Exercise description.
Every line holding the string "pelarut" should be gathered.

::: Data to use :::

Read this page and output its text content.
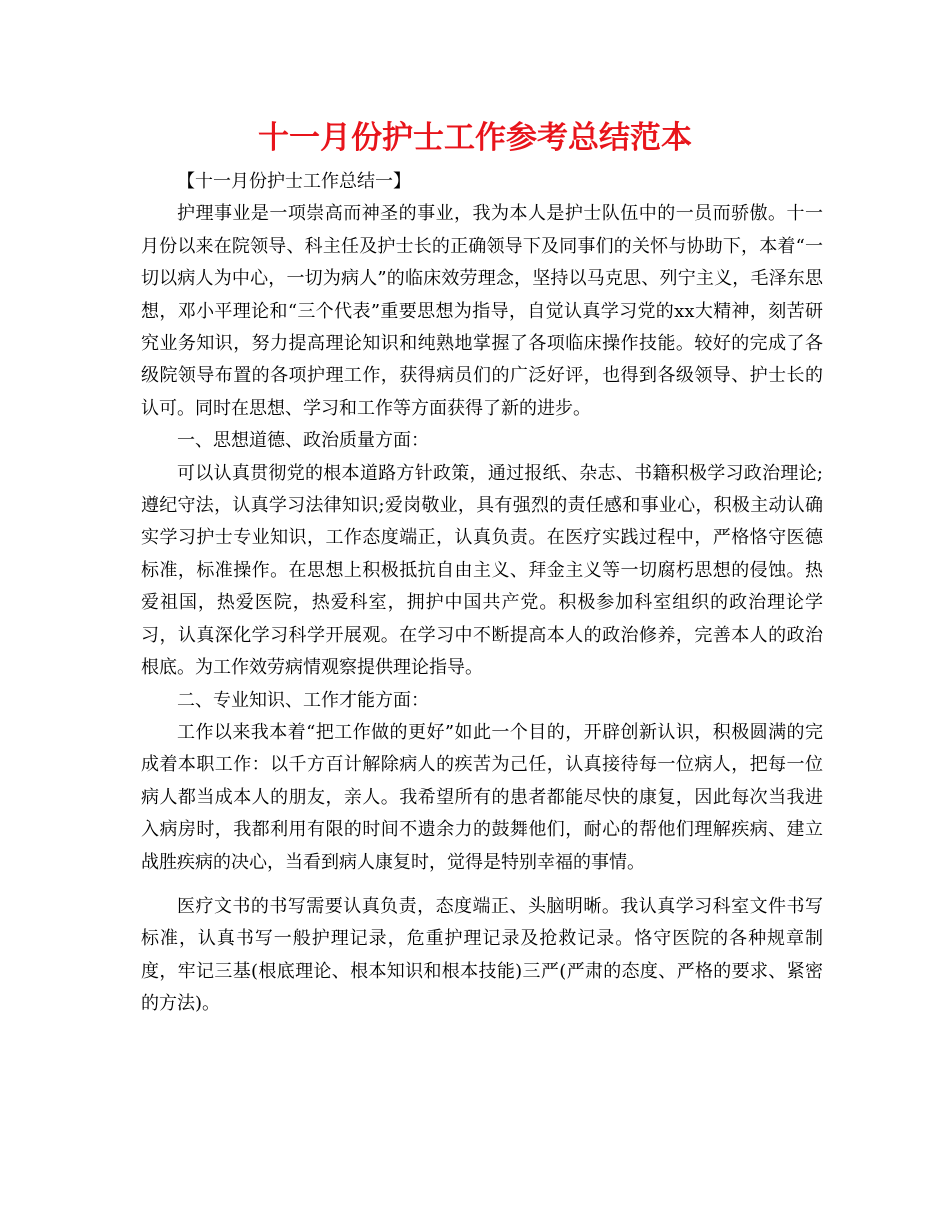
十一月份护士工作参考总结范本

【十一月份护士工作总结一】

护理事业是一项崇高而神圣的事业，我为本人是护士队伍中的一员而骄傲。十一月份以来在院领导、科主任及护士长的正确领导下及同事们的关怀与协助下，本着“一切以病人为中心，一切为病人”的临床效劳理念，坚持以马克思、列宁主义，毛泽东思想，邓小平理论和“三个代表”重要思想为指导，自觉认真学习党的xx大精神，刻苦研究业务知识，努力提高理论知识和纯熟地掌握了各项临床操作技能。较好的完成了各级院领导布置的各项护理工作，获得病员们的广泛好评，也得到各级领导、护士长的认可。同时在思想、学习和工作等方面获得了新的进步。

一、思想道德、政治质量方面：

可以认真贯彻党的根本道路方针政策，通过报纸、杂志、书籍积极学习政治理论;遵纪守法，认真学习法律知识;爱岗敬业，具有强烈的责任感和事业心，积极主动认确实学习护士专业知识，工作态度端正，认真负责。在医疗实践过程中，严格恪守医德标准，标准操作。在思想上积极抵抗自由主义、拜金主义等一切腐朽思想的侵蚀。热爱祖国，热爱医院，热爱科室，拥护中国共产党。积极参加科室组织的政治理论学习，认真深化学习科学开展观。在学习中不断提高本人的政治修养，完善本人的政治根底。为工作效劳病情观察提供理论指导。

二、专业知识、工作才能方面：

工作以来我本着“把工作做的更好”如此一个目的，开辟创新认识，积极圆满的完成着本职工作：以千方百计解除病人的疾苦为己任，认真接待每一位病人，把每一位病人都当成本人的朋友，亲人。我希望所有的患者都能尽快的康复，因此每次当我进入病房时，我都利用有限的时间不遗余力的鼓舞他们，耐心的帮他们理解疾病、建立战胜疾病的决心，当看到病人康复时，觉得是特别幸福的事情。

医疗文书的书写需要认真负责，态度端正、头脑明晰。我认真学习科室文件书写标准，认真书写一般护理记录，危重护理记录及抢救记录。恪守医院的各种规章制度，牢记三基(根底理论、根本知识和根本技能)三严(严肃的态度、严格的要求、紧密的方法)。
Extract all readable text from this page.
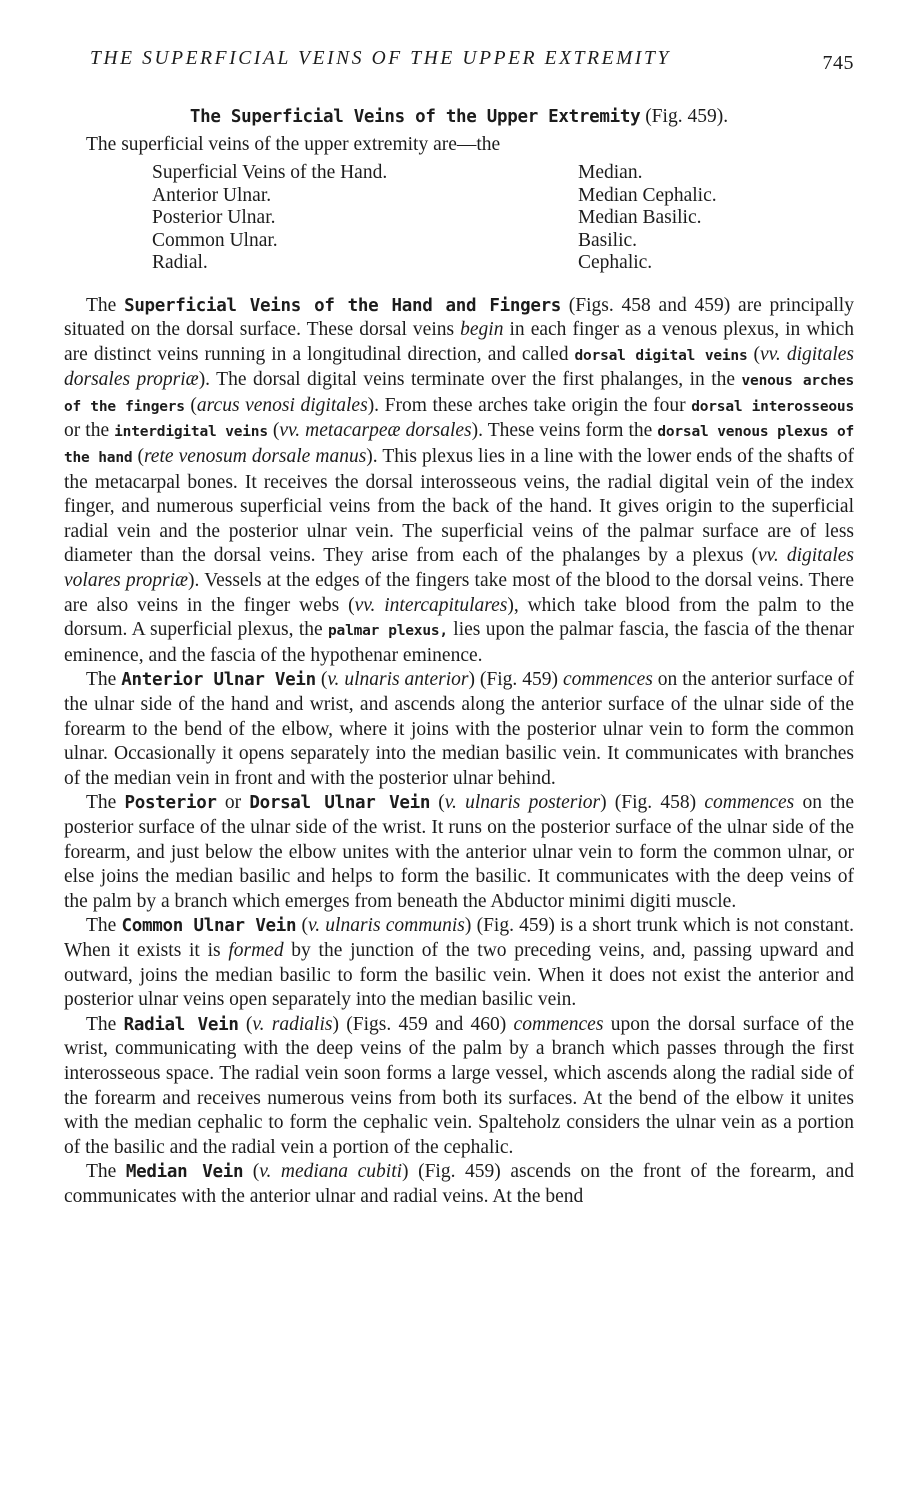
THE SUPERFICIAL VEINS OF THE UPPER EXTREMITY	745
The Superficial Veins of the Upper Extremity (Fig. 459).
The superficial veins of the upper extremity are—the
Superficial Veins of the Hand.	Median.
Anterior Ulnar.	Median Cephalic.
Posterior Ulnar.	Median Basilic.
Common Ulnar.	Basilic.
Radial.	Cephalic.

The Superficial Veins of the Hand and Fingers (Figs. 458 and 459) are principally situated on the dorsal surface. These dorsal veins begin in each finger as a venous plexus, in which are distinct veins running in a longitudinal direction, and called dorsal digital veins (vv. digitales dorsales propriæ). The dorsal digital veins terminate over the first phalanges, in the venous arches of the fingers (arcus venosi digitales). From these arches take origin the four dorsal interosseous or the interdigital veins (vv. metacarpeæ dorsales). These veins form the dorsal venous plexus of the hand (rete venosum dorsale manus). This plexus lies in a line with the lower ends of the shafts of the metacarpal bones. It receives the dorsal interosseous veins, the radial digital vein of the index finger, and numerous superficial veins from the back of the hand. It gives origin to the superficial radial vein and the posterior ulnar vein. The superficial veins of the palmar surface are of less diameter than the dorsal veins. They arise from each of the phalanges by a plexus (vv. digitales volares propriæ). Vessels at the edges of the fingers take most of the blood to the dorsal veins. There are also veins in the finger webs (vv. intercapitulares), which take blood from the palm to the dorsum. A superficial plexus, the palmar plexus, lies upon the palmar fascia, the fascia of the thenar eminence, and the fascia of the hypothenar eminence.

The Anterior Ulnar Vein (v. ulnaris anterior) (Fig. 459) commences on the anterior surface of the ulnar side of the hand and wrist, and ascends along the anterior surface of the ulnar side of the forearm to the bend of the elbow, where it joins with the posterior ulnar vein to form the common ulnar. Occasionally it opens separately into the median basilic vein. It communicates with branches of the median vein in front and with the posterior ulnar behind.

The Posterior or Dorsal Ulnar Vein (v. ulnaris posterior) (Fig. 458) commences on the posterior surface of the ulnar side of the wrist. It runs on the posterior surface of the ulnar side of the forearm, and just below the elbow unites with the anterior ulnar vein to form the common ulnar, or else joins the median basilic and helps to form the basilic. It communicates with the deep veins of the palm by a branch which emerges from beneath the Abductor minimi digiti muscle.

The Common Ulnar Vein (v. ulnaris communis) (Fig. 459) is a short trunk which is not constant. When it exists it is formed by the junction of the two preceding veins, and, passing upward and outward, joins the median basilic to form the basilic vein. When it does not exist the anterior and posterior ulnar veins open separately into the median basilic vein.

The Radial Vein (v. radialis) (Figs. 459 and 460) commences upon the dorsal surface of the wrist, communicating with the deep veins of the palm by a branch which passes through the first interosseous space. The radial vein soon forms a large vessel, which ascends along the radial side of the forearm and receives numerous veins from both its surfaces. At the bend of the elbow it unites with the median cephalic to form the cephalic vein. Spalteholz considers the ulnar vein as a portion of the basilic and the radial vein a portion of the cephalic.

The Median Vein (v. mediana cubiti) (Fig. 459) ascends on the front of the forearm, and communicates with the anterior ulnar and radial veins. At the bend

:::
::: Data to use :::

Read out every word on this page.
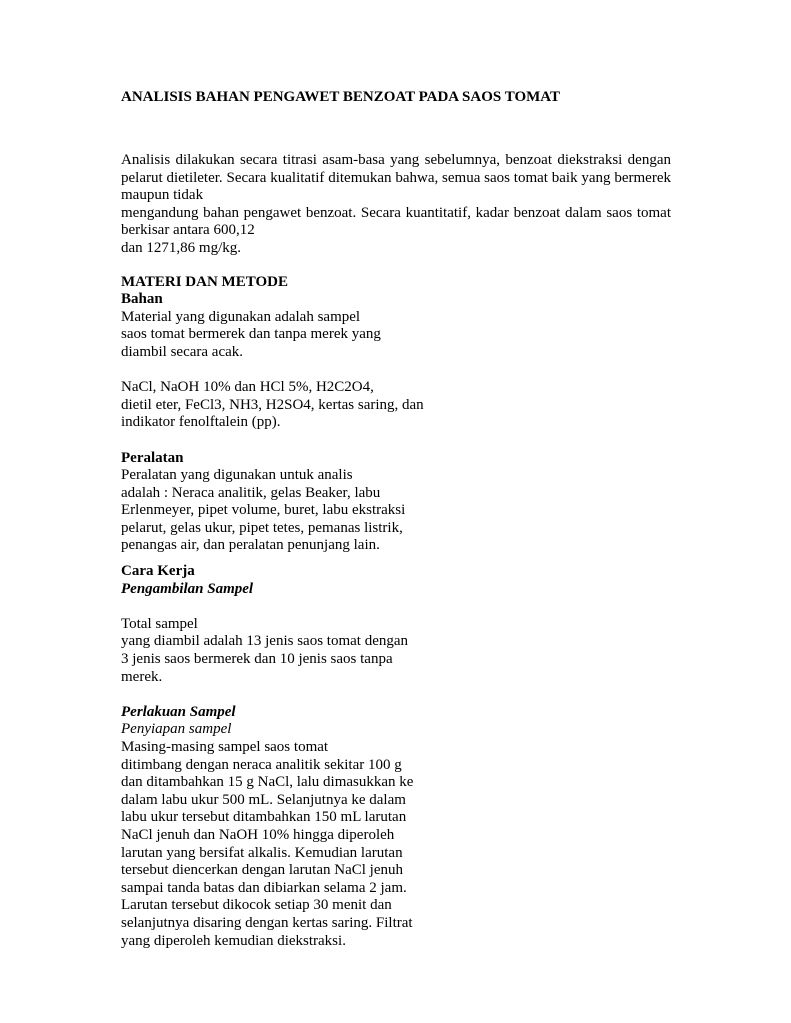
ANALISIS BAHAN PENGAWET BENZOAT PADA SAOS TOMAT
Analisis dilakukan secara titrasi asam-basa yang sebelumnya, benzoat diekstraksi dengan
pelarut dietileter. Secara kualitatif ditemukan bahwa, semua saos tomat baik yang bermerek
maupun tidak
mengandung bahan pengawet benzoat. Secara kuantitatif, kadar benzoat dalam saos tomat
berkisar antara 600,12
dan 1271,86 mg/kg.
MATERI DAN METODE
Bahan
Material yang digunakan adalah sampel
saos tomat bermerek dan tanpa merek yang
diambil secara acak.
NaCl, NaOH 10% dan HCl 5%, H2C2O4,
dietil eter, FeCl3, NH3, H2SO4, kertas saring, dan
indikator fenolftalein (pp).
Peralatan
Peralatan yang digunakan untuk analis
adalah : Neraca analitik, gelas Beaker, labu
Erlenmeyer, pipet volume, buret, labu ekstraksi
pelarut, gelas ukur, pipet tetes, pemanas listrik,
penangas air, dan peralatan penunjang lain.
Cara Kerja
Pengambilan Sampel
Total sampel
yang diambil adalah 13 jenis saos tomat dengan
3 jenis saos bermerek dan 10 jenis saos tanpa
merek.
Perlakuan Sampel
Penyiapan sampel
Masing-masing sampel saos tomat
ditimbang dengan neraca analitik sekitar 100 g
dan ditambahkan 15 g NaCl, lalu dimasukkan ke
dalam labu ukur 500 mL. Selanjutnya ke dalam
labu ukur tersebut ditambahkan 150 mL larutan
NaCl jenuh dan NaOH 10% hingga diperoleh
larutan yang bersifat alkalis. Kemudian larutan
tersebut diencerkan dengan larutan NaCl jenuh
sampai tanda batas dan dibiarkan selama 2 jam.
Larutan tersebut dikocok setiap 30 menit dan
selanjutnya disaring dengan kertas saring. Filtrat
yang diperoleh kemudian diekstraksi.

:::
::: Data to use :::

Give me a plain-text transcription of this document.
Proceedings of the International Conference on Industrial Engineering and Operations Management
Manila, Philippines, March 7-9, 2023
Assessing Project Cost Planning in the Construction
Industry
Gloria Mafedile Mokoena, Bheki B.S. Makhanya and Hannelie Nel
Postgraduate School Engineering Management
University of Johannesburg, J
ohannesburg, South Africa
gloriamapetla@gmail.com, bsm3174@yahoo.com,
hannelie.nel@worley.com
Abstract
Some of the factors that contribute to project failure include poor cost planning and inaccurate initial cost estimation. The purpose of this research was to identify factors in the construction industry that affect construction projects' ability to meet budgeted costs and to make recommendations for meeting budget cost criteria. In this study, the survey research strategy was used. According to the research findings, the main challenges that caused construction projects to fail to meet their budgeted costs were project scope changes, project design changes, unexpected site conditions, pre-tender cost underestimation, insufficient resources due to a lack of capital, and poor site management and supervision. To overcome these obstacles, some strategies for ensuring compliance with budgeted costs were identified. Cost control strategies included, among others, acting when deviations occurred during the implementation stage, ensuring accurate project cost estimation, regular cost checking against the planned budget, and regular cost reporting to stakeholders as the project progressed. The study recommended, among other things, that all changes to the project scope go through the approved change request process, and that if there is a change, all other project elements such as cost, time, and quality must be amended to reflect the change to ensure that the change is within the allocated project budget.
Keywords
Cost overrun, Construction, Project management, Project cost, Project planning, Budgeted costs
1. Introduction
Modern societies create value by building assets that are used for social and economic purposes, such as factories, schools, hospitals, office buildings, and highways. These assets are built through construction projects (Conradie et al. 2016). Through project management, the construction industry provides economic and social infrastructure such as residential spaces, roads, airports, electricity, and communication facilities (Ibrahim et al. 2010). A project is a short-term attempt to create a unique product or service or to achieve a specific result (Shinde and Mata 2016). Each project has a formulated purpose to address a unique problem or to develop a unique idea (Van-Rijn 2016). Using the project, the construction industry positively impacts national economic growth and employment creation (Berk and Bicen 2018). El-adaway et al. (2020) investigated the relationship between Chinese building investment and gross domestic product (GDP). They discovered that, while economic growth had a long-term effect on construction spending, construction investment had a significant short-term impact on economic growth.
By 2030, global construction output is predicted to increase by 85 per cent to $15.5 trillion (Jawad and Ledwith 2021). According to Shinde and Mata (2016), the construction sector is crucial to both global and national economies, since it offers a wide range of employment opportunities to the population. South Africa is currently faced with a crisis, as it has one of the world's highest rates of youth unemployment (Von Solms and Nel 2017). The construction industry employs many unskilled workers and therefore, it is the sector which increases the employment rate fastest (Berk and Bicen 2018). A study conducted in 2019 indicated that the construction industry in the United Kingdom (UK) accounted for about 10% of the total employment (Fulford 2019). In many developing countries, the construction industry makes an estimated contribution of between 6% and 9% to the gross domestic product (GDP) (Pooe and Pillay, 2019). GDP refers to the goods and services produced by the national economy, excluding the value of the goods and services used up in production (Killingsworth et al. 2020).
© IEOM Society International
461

:::

Answer to this task.
pelarut dietileter. Secara kualitatif ditemukan bahwa, semua saos tomat baik yang bermerek
pelarut, gelas ukur, pipet tetes, pemanas listrik,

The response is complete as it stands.